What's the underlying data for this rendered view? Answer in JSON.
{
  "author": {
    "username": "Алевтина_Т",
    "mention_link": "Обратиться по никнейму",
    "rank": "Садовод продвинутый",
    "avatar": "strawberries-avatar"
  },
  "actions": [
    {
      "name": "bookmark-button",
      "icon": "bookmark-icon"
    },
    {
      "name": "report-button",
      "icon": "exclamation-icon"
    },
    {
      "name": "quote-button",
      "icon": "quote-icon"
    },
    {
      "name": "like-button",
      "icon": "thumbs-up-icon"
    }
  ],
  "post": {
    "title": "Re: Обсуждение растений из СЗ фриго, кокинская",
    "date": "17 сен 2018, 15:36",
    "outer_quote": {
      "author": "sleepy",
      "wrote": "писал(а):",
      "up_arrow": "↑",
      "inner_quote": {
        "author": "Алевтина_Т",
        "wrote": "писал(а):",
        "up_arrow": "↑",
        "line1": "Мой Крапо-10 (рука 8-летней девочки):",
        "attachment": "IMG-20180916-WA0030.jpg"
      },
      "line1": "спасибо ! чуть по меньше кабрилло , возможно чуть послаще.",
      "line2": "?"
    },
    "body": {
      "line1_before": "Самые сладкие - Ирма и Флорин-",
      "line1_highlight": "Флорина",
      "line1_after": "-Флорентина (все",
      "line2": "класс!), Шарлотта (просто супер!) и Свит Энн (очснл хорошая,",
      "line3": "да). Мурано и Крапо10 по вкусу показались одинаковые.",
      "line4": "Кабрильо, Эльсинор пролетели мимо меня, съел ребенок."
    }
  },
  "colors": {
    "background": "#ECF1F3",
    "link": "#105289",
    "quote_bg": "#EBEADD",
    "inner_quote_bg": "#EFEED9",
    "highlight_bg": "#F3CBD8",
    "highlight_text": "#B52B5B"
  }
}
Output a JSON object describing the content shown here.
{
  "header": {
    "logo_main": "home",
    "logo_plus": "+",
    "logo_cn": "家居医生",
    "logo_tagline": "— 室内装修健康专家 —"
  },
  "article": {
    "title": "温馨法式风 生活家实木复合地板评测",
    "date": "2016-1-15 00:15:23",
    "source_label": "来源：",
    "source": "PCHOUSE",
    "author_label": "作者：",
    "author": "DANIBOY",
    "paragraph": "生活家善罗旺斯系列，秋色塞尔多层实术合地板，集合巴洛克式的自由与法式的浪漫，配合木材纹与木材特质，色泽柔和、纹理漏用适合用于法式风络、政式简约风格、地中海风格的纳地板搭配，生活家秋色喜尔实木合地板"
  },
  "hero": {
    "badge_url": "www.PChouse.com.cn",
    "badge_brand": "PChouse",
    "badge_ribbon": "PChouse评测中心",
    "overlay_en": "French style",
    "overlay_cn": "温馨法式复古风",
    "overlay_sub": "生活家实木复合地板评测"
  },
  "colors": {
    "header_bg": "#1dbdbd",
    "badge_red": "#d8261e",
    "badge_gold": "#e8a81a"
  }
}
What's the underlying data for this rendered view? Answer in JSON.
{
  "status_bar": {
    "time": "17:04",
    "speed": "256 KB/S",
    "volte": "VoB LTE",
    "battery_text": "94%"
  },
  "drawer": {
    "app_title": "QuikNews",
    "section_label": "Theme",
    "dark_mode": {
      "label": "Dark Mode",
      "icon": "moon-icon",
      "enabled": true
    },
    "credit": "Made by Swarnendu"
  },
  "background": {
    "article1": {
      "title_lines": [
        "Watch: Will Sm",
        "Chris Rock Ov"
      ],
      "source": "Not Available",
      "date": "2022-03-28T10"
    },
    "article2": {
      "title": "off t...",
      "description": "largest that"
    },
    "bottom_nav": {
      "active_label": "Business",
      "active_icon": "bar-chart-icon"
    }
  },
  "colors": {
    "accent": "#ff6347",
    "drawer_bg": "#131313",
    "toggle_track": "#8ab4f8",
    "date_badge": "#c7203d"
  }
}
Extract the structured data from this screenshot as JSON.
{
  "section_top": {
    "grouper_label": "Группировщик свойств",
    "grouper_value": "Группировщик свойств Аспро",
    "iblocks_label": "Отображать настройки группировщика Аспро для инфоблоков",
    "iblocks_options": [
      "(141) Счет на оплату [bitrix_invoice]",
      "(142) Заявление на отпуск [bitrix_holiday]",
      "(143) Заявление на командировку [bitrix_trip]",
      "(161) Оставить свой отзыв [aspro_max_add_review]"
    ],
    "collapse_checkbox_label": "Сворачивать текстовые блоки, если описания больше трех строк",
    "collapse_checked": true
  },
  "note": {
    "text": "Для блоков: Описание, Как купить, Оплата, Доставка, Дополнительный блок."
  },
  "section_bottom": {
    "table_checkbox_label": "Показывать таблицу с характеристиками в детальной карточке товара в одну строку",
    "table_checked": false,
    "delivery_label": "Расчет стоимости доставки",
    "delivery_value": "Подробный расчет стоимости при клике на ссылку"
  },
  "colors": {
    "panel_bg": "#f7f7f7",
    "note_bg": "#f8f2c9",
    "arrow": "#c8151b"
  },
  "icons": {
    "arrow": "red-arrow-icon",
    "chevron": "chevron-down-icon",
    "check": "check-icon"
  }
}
------------
• **Exercise task**
Scan the records above, count the lines with "true" in them, and give only the number.

• **Problem solution**
2